#### [Job]
Scan the material and copy every line in which "name" appears.

#### [Material provided]
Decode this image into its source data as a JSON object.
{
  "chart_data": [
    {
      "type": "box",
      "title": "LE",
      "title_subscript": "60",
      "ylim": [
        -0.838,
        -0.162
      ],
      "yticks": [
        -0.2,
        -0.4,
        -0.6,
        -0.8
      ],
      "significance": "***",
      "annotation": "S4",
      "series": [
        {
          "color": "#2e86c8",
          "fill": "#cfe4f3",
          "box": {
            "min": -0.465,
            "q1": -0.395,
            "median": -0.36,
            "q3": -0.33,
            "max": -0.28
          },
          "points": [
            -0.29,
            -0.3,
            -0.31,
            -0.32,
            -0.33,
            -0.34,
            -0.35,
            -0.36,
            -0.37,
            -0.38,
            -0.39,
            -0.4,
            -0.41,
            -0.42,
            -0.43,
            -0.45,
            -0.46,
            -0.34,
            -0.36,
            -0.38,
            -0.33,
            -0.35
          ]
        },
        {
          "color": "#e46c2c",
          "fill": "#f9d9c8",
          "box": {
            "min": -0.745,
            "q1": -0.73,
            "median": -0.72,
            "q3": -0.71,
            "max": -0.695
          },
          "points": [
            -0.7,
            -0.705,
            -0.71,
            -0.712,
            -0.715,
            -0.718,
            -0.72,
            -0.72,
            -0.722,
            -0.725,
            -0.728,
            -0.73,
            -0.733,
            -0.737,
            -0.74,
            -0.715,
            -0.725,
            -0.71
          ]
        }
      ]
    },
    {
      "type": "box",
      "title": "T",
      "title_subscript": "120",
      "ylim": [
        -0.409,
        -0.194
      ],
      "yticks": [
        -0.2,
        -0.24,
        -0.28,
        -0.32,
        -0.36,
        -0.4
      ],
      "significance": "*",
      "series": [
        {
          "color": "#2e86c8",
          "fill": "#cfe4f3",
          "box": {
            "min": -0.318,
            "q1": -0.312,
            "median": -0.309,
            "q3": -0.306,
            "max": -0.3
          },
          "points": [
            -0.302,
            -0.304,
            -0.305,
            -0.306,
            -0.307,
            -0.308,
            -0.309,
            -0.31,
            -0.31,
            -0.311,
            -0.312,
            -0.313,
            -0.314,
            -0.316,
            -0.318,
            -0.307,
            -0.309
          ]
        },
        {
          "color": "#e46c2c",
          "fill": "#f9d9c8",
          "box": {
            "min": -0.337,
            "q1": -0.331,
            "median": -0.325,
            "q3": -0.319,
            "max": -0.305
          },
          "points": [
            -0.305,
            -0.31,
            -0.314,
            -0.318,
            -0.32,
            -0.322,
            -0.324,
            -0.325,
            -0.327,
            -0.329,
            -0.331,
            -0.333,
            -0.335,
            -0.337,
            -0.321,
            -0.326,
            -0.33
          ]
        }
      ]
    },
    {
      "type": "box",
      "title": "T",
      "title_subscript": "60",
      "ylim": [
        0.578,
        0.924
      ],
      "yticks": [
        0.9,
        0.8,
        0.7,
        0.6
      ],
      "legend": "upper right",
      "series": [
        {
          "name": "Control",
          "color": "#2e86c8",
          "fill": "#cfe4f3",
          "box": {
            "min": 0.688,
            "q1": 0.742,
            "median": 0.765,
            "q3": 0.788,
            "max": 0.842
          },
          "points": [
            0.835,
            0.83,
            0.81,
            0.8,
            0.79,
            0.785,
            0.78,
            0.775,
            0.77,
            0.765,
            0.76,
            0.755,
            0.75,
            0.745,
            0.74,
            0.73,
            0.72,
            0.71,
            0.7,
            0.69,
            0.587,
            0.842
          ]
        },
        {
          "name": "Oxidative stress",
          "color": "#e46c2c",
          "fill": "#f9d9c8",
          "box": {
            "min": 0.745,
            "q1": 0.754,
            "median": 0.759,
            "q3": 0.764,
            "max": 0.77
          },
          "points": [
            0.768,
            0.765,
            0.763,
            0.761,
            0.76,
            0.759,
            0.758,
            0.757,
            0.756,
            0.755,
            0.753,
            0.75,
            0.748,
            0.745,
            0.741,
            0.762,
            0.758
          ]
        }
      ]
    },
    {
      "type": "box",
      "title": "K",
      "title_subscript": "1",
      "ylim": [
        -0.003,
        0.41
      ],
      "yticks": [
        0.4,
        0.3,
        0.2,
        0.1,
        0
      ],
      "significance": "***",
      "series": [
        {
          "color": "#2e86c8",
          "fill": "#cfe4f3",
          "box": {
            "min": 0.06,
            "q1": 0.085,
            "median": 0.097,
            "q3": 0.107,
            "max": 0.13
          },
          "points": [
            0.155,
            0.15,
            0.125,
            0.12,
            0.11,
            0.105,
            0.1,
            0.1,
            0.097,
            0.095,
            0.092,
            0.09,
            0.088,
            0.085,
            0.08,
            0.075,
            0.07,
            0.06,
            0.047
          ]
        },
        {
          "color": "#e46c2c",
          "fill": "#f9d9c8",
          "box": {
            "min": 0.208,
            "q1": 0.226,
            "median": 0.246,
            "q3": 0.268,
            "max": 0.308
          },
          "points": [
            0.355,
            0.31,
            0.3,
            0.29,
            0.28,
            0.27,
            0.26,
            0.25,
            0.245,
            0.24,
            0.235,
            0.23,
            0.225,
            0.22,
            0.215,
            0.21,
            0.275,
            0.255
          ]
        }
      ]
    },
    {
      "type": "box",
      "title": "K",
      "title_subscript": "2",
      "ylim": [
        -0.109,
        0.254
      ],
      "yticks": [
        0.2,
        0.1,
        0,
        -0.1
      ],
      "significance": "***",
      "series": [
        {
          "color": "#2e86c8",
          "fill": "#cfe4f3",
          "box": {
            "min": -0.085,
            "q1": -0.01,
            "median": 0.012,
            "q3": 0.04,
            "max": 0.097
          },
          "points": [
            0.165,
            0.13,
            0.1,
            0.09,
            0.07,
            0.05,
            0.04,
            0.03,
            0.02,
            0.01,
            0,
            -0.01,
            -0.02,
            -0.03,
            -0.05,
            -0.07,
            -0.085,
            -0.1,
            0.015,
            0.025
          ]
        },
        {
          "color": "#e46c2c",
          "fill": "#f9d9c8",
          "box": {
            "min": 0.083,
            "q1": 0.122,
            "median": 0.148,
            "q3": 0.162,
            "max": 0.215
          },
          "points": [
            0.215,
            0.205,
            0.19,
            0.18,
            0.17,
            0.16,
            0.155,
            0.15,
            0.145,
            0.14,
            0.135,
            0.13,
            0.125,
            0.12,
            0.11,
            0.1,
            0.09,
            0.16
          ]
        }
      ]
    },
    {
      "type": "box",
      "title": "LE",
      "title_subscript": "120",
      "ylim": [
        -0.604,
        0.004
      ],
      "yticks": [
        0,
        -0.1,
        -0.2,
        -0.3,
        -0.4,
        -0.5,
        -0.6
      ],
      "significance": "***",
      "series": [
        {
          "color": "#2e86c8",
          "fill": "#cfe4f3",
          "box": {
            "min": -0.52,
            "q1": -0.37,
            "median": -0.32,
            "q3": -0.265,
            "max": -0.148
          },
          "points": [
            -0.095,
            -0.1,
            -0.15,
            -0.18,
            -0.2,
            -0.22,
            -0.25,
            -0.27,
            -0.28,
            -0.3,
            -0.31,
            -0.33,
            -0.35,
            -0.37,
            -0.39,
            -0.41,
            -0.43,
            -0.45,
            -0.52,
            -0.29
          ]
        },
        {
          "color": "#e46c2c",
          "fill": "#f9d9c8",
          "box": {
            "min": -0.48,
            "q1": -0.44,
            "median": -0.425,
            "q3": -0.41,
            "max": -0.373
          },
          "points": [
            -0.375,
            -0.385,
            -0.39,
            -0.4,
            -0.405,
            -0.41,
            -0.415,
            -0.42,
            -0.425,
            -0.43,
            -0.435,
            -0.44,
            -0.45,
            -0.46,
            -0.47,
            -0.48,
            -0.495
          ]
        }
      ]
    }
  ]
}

#### [Correct result]
          "name": "Control",
          "name": "Oxidative stress",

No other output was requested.